▸ **Exercise details**
Count the lines below that contain the word "text" and give only the number.
### Entries provided ###
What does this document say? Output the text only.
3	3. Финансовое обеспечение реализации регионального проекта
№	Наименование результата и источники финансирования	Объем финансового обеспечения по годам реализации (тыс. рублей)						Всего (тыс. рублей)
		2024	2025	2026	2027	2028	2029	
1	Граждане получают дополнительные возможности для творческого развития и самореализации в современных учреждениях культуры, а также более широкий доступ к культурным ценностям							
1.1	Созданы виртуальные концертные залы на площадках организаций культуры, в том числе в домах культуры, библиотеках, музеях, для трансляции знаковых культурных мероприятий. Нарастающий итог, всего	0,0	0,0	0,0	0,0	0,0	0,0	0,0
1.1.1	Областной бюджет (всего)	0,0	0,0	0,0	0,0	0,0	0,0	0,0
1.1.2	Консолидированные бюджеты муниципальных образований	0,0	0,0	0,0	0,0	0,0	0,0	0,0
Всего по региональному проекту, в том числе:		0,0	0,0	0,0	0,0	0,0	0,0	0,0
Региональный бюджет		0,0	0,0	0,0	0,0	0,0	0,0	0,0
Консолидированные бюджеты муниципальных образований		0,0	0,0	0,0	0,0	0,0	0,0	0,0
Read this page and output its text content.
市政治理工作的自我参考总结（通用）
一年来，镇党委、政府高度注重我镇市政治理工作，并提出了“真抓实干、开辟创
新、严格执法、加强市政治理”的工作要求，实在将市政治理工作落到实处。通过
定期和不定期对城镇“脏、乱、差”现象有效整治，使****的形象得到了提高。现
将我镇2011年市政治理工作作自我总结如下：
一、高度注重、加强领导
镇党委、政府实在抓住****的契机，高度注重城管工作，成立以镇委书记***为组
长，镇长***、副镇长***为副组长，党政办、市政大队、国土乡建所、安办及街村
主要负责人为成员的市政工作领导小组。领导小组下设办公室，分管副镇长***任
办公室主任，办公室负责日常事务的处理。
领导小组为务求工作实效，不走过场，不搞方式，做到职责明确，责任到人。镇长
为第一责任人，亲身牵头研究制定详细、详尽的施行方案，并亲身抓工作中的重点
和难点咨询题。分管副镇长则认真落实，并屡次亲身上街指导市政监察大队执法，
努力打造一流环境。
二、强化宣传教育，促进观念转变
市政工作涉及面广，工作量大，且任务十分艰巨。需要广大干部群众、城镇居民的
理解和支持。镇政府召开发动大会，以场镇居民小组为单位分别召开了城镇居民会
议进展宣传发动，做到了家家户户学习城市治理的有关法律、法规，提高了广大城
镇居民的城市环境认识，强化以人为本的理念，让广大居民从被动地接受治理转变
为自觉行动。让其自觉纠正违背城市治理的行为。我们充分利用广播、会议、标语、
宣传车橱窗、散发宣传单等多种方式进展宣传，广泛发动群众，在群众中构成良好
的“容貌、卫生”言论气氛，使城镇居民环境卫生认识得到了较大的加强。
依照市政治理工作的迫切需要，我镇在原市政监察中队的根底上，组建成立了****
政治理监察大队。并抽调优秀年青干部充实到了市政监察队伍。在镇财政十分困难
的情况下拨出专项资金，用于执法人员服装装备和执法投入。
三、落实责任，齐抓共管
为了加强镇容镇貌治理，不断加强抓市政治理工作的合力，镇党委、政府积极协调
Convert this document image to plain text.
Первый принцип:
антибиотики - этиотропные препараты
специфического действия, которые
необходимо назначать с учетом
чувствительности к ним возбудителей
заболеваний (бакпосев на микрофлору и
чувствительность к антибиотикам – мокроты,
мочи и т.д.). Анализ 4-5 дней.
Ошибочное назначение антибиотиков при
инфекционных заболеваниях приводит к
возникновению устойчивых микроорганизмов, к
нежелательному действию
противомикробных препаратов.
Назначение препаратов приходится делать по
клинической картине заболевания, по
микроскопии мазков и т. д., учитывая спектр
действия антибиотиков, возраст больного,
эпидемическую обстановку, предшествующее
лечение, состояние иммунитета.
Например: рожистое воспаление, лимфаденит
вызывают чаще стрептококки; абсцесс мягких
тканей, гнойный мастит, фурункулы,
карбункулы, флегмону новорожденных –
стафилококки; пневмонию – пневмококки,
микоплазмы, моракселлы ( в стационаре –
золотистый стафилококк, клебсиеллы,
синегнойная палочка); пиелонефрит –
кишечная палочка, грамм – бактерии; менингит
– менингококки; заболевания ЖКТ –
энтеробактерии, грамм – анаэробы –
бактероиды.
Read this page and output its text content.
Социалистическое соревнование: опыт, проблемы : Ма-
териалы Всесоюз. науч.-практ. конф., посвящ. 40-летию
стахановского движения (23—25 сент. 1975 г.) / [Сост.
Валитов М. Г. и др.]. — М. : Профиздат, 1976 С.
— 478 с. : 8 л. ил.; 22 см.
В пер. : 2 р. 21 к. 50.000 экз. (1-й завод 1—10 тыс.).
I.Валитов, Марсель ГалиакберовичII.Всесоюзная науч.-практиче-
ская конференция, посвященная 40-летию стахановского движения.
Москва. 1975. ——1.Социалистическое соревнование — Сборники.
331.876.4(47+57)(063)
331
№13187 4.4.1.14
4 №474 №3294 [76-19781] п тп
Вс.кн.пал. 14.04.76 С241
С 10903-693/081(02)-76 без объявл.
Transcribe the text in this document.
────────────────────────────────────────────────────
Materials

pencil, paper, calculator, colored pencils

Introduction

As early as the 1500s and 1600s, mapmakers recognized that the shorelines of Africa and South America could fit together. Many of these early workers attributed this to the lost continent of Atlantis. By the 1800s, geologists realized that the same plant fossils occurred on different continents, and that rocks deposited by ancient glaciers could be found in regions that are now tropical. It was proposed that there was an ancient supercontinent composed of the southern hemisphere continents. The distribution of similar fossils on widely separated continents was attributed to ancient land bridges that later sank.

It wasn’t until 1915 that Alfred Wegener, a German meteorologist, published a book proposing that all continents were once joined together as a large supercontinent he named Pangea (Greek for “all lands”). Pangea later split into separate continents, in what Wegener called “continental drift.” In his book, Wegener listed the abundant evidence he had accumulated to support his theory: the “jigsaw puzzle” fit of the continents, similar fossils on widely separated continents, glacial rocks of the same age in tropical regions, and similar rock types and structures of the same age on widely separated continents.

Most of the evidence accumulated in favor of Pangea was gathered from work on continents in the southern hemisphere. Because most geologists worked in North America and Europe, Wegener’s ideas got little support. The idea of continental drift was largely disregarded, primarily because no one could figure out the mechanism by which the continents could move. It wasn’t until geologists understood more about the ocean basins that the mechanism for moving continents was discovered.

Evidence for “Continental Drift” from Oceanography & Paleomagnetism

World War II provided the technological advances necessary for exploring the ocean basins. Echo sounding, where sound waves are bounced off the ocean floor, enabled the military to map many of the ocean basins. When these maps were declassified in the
###
▸ **Reply**
5